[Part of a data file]
+++++

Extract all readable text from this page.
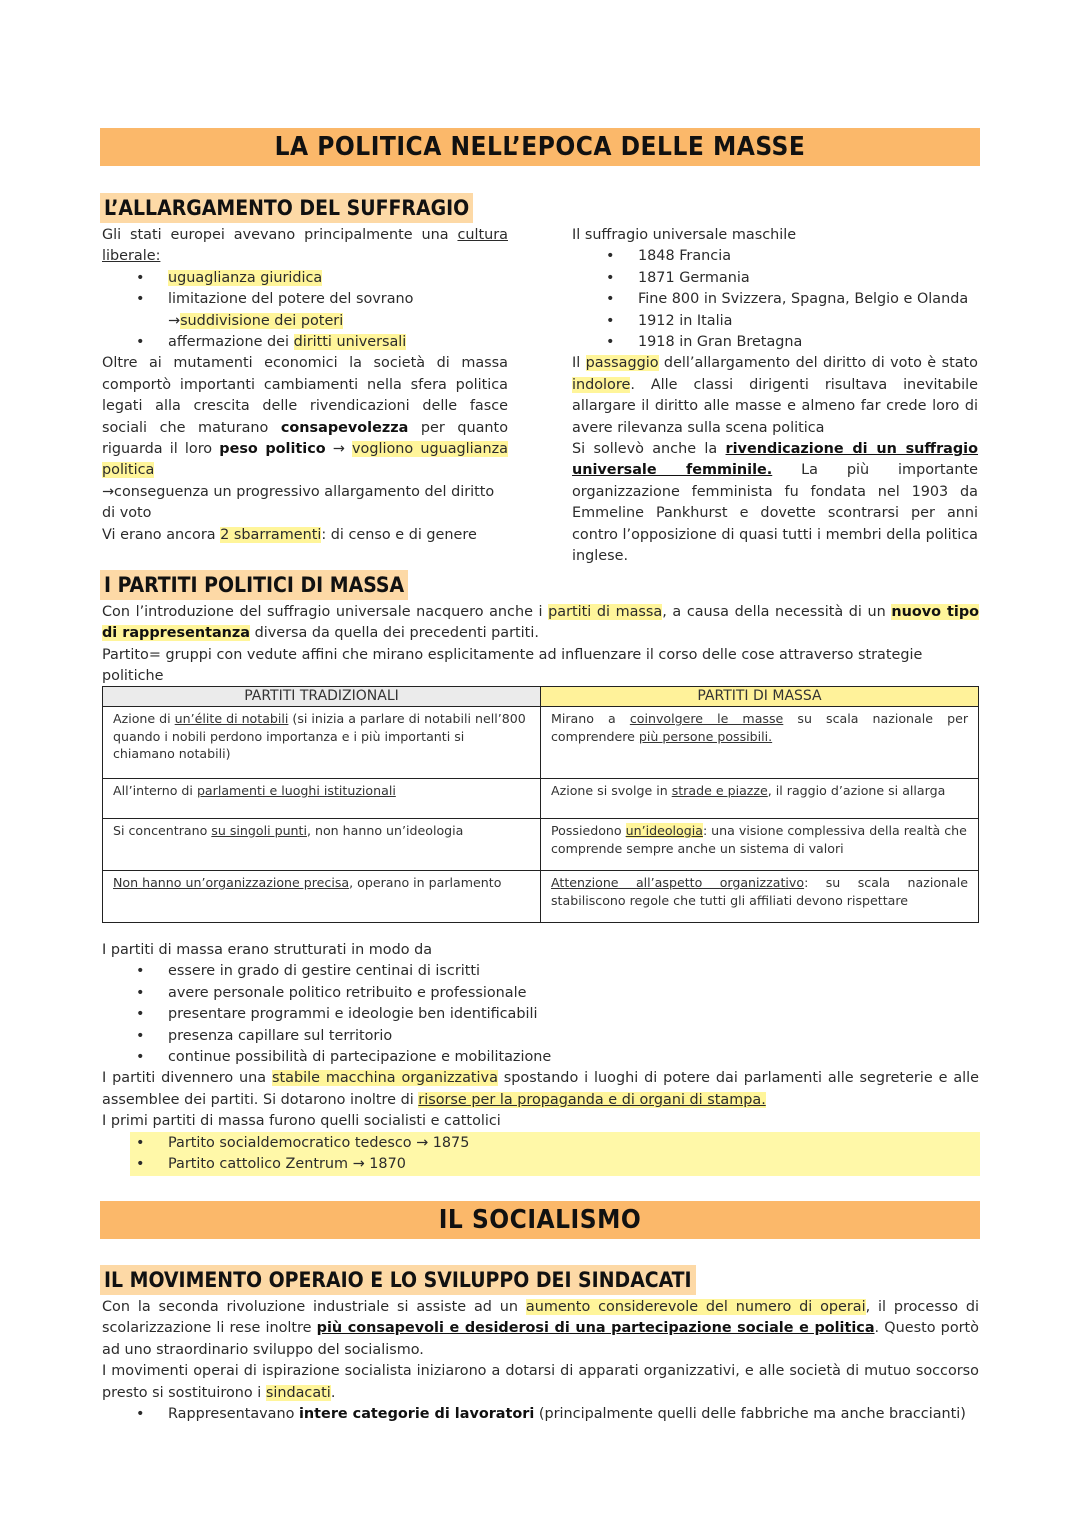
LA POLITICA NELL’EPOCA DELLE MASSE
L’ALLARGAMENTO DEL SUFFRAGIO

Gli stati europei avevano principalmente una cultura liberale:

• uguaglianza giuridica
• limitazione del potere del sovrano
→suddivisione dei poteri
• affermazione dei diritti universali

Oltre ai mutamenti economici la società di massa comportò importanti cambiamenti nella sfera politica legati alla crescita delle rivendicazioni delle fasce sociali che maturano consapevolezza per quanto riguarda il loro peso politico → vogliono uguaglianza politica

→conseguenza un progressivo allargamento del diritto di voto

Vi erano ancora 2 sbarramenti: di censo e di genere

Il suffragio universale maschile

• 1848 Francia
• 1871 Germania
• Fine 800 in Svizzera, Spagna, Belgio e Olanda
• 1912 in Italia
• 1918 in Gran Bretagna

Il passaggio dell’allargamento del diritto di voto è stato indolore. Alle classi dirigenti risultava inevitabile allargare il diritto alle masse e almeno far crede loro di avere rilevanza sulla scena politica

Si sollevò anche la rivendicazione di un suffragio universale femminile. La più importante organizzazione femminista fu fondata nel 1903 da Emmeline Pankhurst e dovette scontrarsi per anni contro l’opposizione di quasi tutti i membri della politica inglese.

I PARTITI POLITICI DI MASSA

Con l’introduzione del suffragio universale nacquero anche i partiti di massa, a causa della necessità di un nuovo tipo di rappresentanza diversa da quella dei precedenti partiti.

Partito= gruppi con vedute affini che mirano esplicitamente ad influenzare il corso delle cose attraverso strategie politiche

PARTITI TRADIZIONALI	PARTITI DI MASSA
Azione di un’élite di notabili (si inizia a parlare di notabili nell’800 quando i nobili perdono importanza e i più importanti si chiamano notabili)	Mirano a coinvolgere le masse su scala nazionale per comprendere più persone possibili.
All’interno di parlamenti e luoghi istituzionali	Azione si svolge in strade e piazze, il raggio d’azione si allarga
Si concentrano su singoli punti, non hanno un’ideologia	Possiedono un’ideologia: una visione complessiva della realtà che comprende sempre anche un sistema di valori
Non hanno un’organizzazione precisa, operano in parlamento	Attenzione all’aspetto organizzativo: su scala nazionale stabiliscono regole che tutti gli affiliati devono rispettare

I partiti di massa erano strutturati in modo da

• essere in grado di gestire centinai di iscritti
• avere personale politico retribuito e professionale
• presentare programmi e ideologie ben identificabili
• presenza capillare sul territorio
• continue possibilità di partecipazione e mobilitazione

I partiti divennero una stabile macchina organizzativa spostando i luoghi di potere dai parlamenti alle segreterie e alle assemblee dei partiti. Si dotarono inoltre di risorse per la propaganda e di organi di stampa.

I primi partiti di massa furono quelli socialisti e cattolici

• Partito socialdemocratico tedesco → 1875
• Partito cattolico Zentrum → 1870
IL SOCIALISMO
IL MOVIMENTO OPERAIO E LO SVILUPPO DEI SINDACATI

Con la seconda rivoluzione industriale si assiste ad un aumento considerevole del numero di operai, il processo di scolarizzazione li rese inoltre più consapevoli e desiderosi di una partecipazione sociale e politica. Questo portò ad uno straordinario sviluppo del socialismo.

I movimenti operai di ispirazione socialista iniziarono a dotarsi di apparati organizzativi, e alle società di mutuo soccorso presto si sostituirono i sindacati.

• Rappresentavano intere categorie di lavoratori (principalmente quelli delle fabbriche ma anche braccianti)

+++++

[YOUR GOAL] Transcribe the whole listing, character for character, but not its images.

[COMPLETED TASK]
Extract all readable text from this page.
LA POLITICA NELL’EPOCA DELLE MASSE
L’ALLARGAMENTO DEL SUFFRAGIO

Gli stati europei avevano principalmente una cultura liberale:

• uguaglianza giuridica
• limitazione del potere del sovrano
→suddivisione dei poteri
• affermazione dei diritti universali

Oltre ai mutamenti economici la società di massa comportò importanti cambiamenti nella sfera politica legati alla crescita delle rivendicazioni delle fasce sociali che maturano consapevolezza per quanto riguarda il loro peso politico → vogliono uguaglianza politica

→conseguenza un progressivo allargamento del diritto di voto

Vi erano ancora 2 sbarramenti: di censo e di genere

Il suffragio universale maschile

• 1848 Francia
• 1871 Germania
• Fine 800 in Svizzera, Spagna, Belgio e Olanda
• 1912 in Italia
• 1918 in Gran Bretagna

Il passaggio dell’allargamento del diritto di voto è stato indolore. Alle classi dirigenti risultava inevitabile allargare il diritto alle masse e almeno far crede loro di avere rilevanza sulla scena politica

Si sollevò anche la rivendicazione di un suffragio universale femminile. La più importante organizzazione femminista fu fondata nel 1903 da Emmeline Pankhurst e dovette scontrarsi per anni contro l’opposizione di quasi tutti i membri della politica inglese.

I PARTITI POLITICI DI MASSA

Con l’introduzione del suffragio universale nacquero anche i partiti di massa, a causa della necessità di un nuovo tipo di rappresentanza diversa da quella dei precedenti partiti.

Partito= gruppi con vedute affini che mirano esplicitamente ad influenzare il corso delle cose attraverso strategie politiche

PARTITI TRADIZIONALI	PARTITI DI MASSA
Azione di un’élite di notabili (si inizia a parlare di notabili nell’800 quando i nobili perdono importanza e i più importanti si chiamano notabili)	Mirano a coinvolgere le masse su scala nazionale per comprendere più persone possibili.
All’interno di parlamenti e luoghi istituzionali	Azione si svolge in strade e piazze, il raggio d’azione si allarga
Si concentrano su singoli punti, non hanno un’ideologia	Possiedono un’ideologia: una visione complessiva della realtà che comprende sempre anche un sistema di valori
Non hanno un’organizzazione precisa, operano in parlamento	Attenzione all’aspetto organizzativo: su scala nazionale stabiliscono regole che tutti gli affiliati devono rispettare

I partiti di massa erano strutturati in modo da

• essere in grado di gestire centinai di iscritti
• avere personale politico retribuito e professionale
• presentare programmi e ideologie ben identificabili
• presenza capillare sul territorio
• continue possibilità di partecipazione e mobilitazione

I partiti divennero una stabile macchina organizzativa spostando i luoghi di potere dai parlamenti alle segreterie e alle assemblee dei partiti. Si dotarono inoltre di risorse per la propaganda e di organi di stampa.

I primi partiti di massa furono quelli socialisti e cattolici

• Partito socialdemocratico tedesco → 1875
• Partito cattolico Zentrum → 1870
IL SOCIALISMO
IL MOVIMENTO OPERAIO E LO SVILUPPO DEI SINDACATI

Con la seconda rivoluzione industriale si assiste ad un aumento considerevole del numero di operai, il processo di scolarizzazione li rese inoltre più consapevoli e desiderosi di una partecipazione sociale e politica. Questo portò ad uno straordinario sviluppo del socialismo.

I movimenti operai di ispirazione socialista iniziarono a dotarsi di apparati organizzativi, e alle società di mutuo soccorso presto si sostituirono i sindacati.

• Rappresentavano intere categorie di lavoratori (principalmente quelli delle fabbriche ma anche braccianti)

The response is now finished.